» **PROVIDED INFORMATION**:
....

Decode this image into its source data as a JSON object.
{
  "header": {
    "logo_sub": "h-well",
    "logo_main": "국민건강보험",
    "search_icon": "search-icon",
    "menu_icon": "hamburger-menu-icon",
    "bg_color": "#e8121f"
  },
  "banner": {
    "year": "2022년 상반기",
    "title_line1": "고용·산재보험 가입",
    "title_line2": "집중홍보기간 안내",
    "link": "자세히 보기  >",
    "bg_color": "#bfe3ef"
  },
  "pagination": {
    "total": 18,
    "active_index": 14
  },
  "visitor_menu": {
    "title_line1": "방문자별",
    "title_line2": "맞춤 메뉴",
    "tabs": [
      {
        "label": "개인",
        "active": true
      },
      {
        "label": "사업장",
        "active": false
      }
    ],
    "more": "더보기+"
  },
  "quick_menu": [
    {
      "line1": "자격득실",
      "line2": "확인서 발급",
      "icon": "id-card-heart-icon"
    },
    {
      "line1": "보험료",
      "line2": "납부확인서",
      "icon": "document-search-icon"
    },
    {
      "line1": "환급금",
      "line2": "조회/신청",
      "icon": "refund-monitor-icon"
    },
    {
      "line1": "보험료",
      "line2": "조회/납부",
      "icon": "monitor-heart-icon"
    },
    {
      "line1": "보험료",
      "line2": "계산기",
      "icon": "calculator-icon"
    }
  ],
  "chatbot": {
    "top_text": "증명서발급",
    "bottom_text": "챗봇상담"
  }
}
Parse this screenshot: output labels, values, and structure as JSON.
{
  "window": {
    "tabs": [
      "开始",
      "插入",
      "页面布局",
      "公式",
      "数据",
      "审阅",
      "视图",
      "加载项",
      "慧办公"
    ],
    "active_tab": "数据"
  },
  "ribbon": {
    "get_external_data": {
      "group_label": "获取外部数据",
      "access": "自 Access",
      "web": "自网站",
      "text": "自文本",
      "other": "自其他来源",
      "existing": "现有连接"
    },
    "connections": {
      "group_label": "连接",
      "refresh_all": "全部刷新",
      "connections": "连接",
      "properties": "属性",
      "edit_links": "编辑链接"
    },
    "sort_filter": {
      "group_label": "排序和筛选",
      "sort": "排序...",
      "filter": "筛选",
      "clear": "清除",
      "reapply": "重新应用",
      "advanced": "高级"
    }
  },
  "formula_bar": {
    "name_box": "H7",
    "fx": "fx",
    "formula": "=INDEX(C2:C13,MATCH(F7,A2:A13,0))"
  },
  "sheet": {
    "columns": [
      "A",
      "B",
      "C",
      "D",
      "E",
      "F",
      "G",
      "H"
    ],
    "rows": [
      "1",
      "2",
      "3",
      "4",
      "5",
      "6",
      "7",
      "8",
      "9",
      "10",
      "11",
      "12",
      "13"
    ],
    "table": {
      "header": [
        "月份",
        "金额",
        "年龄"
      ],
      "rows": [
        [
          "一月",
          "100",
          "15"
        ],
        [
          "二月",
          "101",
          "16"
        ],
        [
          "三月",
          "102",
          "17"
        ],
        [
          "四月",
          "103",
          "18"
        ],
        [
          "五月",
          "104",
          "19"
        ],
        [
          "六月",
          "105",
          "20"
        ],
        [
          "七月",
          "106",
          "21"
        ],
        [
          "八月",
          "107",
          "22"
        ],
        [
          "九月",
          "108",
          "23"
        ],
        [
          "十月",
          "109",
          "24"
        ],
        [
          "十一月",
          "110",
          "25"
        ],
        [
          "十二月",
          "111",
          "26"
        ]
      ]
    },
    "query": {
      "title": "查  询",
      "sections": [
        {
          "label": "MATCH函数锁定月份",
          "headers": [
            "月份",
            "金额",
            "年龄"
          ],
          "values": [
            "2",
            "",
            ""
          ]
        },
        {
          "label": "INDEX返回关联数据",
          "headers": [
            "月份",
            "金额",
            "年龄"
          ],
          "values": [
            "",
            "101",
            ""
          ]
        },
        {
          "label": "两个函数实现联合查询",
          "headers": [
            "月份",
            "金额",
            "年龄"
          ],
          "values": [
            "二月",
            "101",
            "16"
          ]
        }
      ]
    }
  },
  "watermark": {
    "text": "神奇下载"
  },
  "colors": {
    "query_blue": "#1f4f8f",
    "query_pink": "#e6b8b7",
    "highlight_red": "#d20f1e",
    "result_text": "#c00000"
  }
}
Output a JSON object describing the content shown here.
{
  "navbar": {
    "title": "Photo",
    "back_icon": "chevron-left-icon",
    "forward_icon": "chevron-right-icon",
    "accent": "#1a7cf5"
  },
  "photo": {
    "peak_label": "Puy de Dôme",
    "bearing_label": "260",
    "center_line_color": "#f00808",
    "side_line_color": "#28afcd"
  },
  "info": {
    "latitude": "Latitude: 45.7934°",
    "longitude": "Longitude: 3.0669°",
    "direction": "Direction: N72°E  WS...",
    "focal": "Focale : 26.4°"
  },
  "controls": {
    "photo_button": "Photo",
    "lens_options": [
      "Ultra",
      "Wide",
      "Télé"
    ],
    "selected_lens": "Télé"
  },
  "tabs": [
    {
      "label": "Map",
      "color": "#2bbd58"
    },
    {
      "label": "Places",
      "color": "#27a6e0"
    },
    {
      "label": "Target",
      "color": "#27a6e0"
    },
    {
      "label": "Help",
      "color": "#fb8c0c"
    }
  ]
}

....

» **EXERCISE DESCRIPTION**: Your task is to quote all of the data word for word.

» **THE COMPLETED TASK**:
Decode this image into its source data as a JSON object.
{
  "header": {
    "logo_sub": "h-well",
    "logo_main": "국민건강보험",
    "search_icon": "search-icon",
    "menu_icon": "hamburger-menu-icon",
    "bg_color": "#e8121f"
  },
  "banner": {
    "year": "2022년 상반기",
    "title_line1": "고용·산재보험 가입",
    "title_line2": "집중홍보기간 안내",
    "link": "자세히 보기  >",
    "bg_color": "#bfe3ef"
  },
  "pagination": {
    "total": 18,
    "active_index": 14
  },
  "visitor_menu": {
    "title_line1": "방문자별",
    "title_line2": "맞춤 메뉴",
    "tabs": [
      {
        "label": "개인",
        "active": true
      },
      {
        "label": "사업장",
        "active": false
      }
    ],
    "more": "더보기+"
  },
  "quick_menu": [
    {
      "line1": "자격득실",
      "line2": "확인서 발급",
      "icon": "id-card-heart-icon"
    },
    {
      "line1": "보험료",
      "line2": "납부확인서",
      "icon": "document-search-icon"
    },
    {
      "line1": "환급금",
      "line2": "조회/신청",
      "icon": "refund-monitor-icon"
    },
    {
      "line1": "보험료",
      "line2": "조회/납부",
      "icon": "monitor-heart-icon"
    },
    {
      "line1": "보험료",
      "line2": "계산기",
      "icon": "calculator-icon"
    }
  ],
  "chatbot": {
    "top_text": "증명서발급",
    "bottom_text": "챗봇상담"
  }
}
Parse this screenshot: output labels, values, and structure as JSON.
{
  "window": {
    "tabs": [
      "开始",
      "插入",
      "页面布局",
      "公式",
      "数据",
      "审阅",
      "视图",
      "加载项",
      "慧办公"
    ],
    "active_tab": "数据"
  },
  "ribbon": {
    "get_external_data": {
      "group_label": "获取外部数据",
      "access": "自 Access",
      "web": "自网站",
      "text": "自文本",
      "other": "自其他来源",
      "existing": "现有连接"
    },
    "connections": {
      "group_label": "连接",
      "refresh_all": "全部刷新",
      "connections": "连接",
      "properties": "属性",
      "edit_links": "编辑链接"
    },
    "sort_filter": {
      "group_label": "排序和筛选",
      "sort": "排序...",
      "filter": "筛选",
      "clear": "清除",
      "reapply": "重新应用",
      "advanced": "高级"
    }
  },
  "formula_bar": {
    "name_box": "H7",
    "fx": "fx",
    "formula": "=INDEX(C2:C13,MATCH(F7,A2:A13,0))"
  },
  "sheet": {
    "columns": [
      "A",
      "B",
      "C",
      "D",
      "E",
      "F",
      "G",
      "H"
    ],
    "rows": [
      "1",
      "2",
      "3",
      "4",
      "5",
      "6",
      "7",
      "8",
      "9",
      "10",
      "11",
      "12",
      "13"
    ],
    "table": {
      "header": [
        "月份",
        "金额",
        "年龄"
      ],
      "rows": [
        [
          "一月",
          "100",
          "15"
        ],
        [
          "二月",
          "101",
          "16"
        ],
        [
          "三月",
          "102",
          "17"
        ],
        [
          "四月",
          "103",
          "18"
        ],
        [
          "五月",
          "104",
          "19"
        ],
        [
          "六月",
          "105",
          "20"
        ],
        [
          "七月",
          "106",
          "21"
        ],
        [
          "八月",
          "107",
          "22"
        ],
        [
          "九月",
          "108",
          "23"
        ],
        [
          "十月",
          "109",
          "24"
        ],
        [
          "十一月",
          "110",
          "25"
        ],
        [
          "十二月",
          "111",
          "26"
        ]
      ]
    },
    "query": {
      "title": "查  询",
      "sections": [
        {
          "label": "MATCH函数锁定月份",
          "headers": [
            "月份",
            "金额",
            "年龄"
          ],
          "values": [
            "2",
            "",
            ""
          ]
        },
        {
          "label": "INDEX返回关联数据",
          "headers": [
            "月份",
            "金额",
            "年龄"
          ],
          "values": [
            "",
            "101",
            ""
          ]
        },
        {
          "label": "两个函数实现联合查询",
          "headers": [
            "月份",
            "金额",
            "年龄"
          ],
          "values": [
            "二月",
            "101",
            "16"
          ]
        }
      ]
    }
  },
  "watermark": {
    "text": "神奇下载"
  },
  "colors": {
    "query_blue": "#1f4f8f",
    "query_pink": "#e6b8b7",
    "highlight_red": "#d20f1e",
    "result_text": "#c00000"
  }
}
Output a JSON object describing the content shown here.
{
  "navbar": {
    "title": "Photo",
    "back_icon": "chevron-left-icon",
    "forward_icon": "chevron-right-icon",
    "accent": "#1a7cf5"
  },
  "photo": {
    "peak_label": "Puy de Dôme",
    "bearing_label": "260",
    "center_line_color": "#f00808",
    "side_line_color": "#28afcd"
  },
  "info": {
    "latitude": "Latitude: 45.7934°",
    "longitude": "Longitude: 3.0669°",
    "direction": "Direction: N72°E  WS...",
    "focal": "Focale : 26.4°"
  },
  "controls": {
    "photo_button": "Photo",
    "lens_options": [
      "Ultra",
      "Wide",
      "Télé"
    ],
    "selected_lens": "Télé"
  },
  "tabs": [
    {
      "label": "Map",
      "color": "#2bbd58"
    },
    {
      "label": "Places",
      "color": "#27a6e0"
    },
    {
      "label": "Target",
      "color": "#27a6e0"
    },
    {
      "label": "Help",
      "color": "#fb8c0c"
    }
  ]
}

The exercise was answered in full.